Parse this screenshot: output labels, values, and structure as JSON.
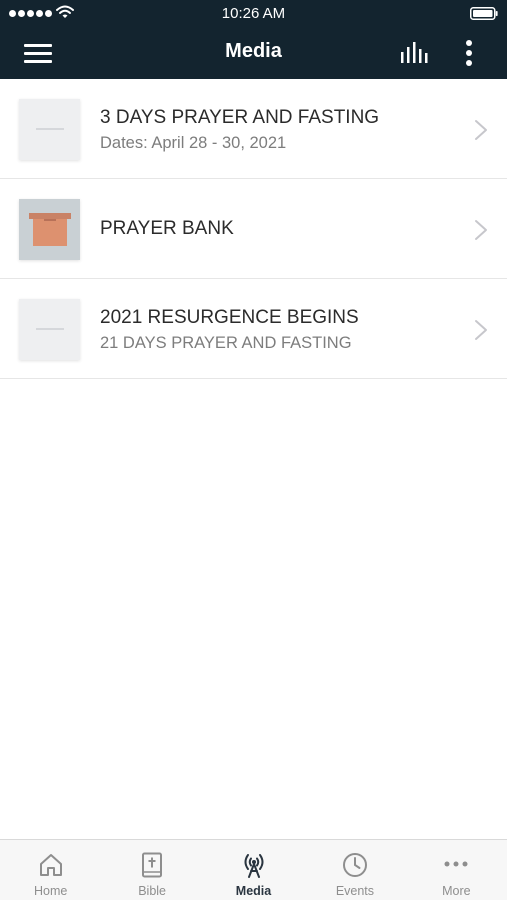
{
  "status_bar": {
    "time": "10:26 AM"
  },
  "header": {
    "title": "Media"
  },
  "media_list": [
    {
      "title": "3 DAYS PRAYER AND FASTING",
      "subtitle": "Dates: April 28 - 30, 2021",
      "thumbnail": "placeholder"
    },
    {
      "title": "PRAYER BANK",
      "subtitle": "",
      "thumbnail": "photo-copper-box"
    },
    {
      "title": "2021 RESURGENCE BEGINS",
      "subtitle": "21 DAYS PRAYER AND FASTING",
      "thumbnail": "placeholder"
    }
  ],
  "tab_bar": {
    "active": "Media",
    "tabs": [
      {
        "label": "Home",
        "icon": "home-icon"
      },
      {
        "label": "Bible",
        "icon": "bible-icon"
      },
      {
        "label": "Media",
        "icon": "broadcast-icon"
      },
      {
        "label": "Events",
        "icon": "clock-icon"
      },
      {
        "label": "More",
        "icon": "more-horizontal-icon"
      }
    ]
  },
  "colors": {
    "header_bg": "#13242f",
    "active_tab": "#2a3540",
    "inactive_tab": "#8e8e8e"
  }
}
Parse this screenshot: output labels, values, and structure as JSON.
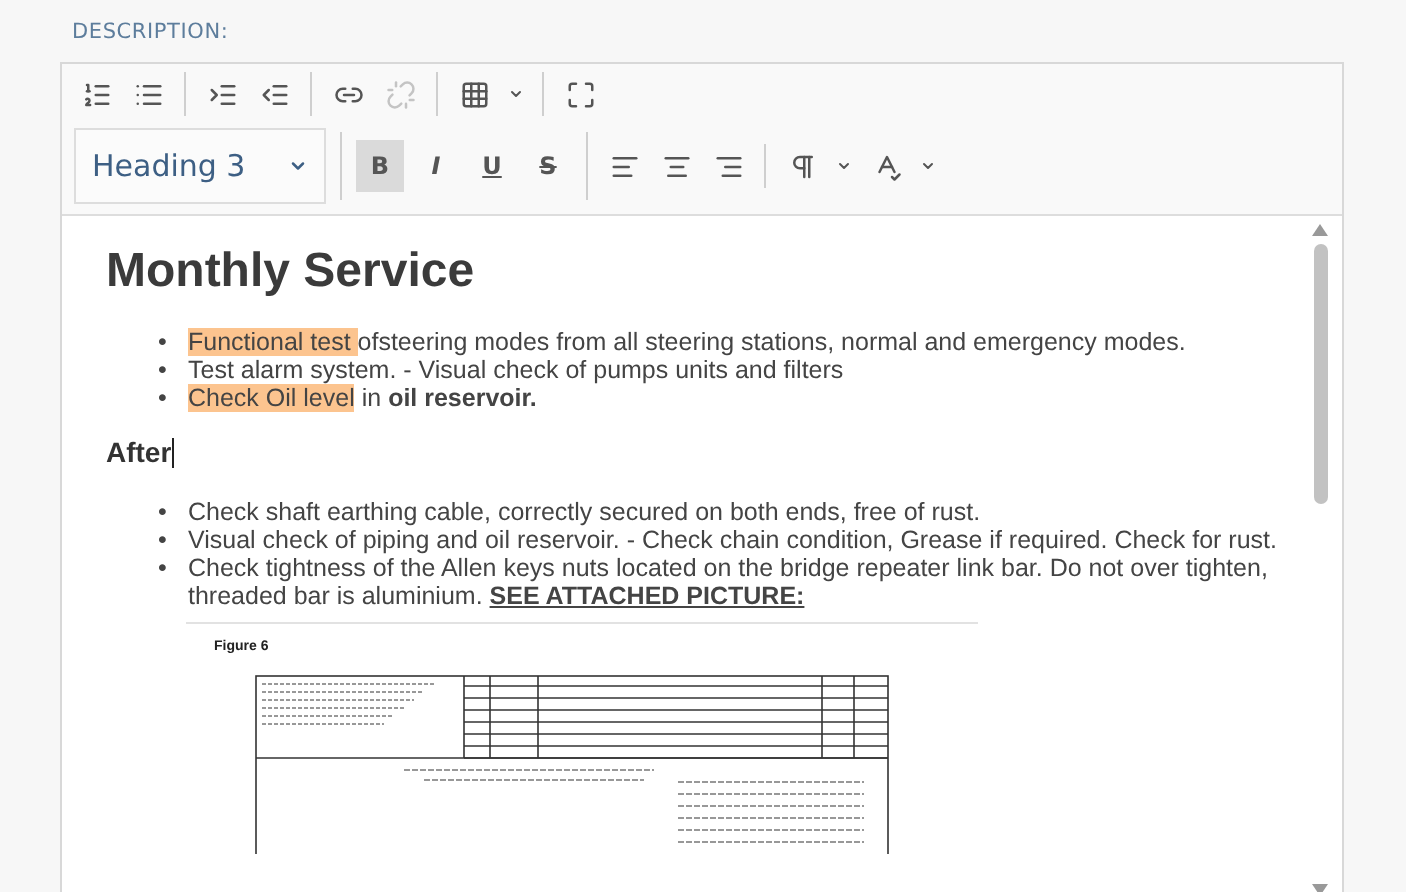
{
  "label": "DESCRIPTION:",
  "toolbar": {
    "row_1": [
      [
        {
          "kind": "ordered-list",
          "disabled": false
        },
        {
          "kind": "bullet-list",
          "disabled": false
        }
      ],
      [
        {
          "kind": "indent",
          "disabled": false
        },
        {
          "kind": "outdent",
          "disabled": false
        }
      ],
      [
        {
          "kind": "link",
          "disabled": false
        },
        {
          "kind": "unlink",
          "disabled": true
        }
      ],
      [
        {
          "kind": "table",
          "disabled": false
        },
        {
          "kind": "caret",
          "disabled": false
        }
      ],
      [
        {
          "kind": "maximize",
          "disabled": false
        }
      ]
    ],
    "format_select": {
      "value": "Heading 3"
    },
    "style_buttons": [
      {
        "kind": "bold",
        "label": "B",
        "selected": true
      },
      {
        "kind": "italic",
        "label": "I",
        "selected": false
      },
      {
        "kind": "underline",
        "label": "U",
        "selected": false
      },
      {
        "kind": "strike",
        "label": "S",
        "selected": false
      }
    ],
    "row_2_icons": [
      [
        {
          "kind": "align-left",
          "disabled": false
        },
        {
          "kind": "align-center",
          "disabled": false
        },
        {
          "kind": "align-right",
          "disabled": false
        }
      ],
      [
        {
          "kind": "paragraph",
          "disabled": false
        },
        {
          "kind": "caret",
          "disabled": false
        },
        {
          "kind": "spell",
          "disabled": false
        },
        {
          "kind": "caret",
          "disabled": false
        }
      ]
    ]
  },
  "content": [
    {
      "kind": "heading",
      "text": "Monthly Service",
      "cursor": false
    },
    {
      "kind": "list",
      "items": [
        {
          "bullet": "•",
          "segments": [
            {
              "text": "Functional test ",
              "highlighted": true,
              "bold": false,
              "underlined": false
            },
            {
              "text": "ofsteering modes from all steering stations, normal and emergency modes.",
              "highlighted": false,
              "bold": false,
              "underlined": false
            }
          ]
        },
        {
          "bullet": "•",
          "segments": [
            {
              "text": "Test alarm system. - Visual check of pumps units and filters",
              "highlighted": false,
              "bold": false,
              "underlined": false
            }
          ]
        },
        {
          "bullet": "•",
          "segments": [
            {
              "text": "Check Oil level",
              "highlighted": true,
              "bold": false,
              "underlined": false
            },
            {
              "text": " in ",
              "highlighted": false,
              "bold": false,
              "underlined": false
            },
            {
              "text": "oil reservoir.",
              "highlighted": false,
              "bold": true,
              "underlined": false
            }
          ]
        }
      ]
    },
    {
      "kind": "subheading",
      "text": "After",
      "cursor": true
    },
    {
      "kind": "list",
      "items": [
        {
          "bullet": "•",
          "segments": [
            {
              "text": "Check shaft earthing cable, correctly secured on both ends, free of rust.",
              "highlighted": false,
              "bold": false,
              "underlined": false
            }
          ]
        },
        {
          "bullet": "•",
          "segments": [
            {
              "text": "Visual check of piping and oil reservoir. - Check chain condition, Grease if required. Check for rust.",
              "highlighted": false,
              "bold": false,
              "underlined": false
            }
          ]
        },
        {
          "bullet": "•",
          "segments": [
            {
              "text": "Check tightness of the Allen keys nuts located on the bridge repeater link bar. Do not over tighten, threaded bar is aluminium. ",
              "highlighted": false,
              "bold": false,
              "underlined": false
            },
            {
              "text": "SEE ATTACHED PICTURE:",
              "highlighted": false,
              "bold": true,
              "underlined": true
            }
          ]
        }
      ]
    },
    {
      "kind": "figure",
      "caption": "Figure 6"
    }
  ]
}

◇ ◇ ◇ ◇ ◇

* [DIRECTIVE]: Write out each entry exactly as given, but skip the pictures.

* [SOLUTION FOR THIS EXERCISE]:
Parse this screenshot: output labels, values, and structure as JSON.
{
  "status_bar": {
    "time": "10:26 AM"
  },
  "header": {
    "title": "Media"
  },
  "media_list": [
    {
      "title": "3 DAYS PRAYER AND FASTING",
      "subtitle": "Dates: April 28 - 30, 2021",
      "thumbnail": "placeholder"
    },
    {
      "title": "PRAYER BANK",
      "subtitle": "",
      "thumbnail": "photo-copper-box"
    },
    {
      "title": "2021 RESURGENCE BEGINS",
      "subtitle": "21 DAYS PRAYER AND FASTING",
      "thumbnail": "placeholder"
    }
  ],
  "tab_bar": {
    "active": "Media",
    "tabs": [
      {
        "label": "Home",
        "icon": "home-icon"
      },
      {
        "label": "Bible",
        "icon": "bible-icon"
      },
      {
        "label": "Media",
        "icon": "broadcast-icon"
      },
      {
        "label": "Events",
        "icon": "clock-icon"
      },
      {
        "label": "More",
        "icon": "more-horizontal-icon"
      }
    ]
  },
  "colors": {
    "header_bg": "#13242f",
    "active_tab": "#2a3540",
    "inactive_tab": "#8e8e8e"
  }
}
Parse this screenshot: output labels, values, and structure as JSON.
{
  "label": "DESCRIPTION:",
  "toolbar": {
    "row_1": [
      [
        {
          "kind": "ordered-list",
          "disabled": false
        },
        {
          "kind": "bullet-list",
          "disabled": false
        }
      ],
      [
        {
          "kind": "indent",
          "disabled": false
        },
        {
          "kind": "outdent",
          "disabled": false
        }
      ],
      [
        {
          "kind": "link",
          "disabled": false
        },
        {
          "kind": "unlink",
          "disabled": true
        }
      ],
      [
        {
          "kind": "table",
          "disabled": false
        },
        {
          "kind": "caret",
          "disabled": false
        }
      ],
      [
        {
          "kind": "maximize",
          "disabled": false
        }
      ]
    ],
    "format_select": {
      "value": "Heading 3"
    },
    "style_buttons": [
      {
        "kind": "bold",
        "label": "B",
        "selected": true
      },
      {
        "kind": "italic",
        "label": "I",
        "selected": false
      },
      {
        "kind": "underline",
        "label": "U",
        "selected": false
      },
      {
        "kind": "strike",
        "label": "S",
        "selected": false
      }
    ],
    "row_2_icons": [
      [
        {
          "kind": "align-left",
          "disabled": false
        },
        {
          "kind": "align-center",
          "disabled": false
        },
        {
          "kind": "align-right",
          "disabled": false
        }
      ],
      [
        {
          "kind": "paragraph",
          "disabled": false
        },
        {
          "kind": "caret",
          "disabled": false
        },
        {
          "kind": "spell",
          "disabled": false
        },
        {
          "kind": "caret",
          "disabled": false
        }
      ]
    ]
  },
  "content": [
    {
      "kind": "heading",
      "text": "Monthly Service",
      "cursor": false
    },
    {
      "kind": "list",
      "items": [
        {
          "bullet": "•",
          "segments": [
            {
              "text": "Functional test ",
              "highlighted": true,
              "bold": false,
              "underlined": false
            },
            {
              "text": "ofsteering modes from all steering stations, normal and emergency modes.",
              "highlighted": false,
              "bold": false,
              "underlined": false
            }
          ]
        },
        {
          "bullet": "•",
          "segments": [
            {
              "text": "Test alarm system. - Visual check of pumps units and filters",
              "highlighted": false,
              "bold": false,
              "underlined": false
            }
          ]
        },
        {
          "bullet": "•",
          "segments": [
            {
              "text": "Check Oil level",
              "highlighted": true,
              "bold": false,
              "underlined": false
            },
            {
              "text": " in ",
              "highlighted": false,
              "bold": false,
              "underlined": false
            },
            {
              "text": "oil reservoir.",
              "highlighted": false,
              "bold": true,
              "underlined": false
            }
          ]
        }
      ]
    },
    {
      "kind": "subheading",
      "text": "After",
      "cursor": true
    },
    {
      "kind": "list",
      "items": [
        {
          "bullet": "•",
          "segments": [
            {
              "text": "Check shaft earthing cable, correctly secured on both ends, free of rust.",
              "highlighted": false,
              "bold": false,
              "underlined": false
            }
          ]
        },
        {
          "bullet": "•",
          "segments": [
            {
              "text": "Visual check of piping and oil reservoir. - Check chain condition, Grease if required. Check for rust.",
              "highlighted": false,
              "bold": false,
              "underlined": false
            }
          ]
        },
        {
          "bullet": "•",
          "segments": [
            {
              "text": "Check tightness of the Allen keys nuts located on the bridge repeater link bar. Do not over tighten, threaded bar is aluminium. ",
              "highlighted": false,
              "bold": false,
              "underlined": false
            },
            {
              "text": "SEE ATTACHED PICTURE:",
              "highlighted": false,
              "bold": true,
              "underlined": true
            }
          ]
        }
      ]
    },
    {
      "kind": "figure",
      "caption": "Figure 6"
    }
  ]
}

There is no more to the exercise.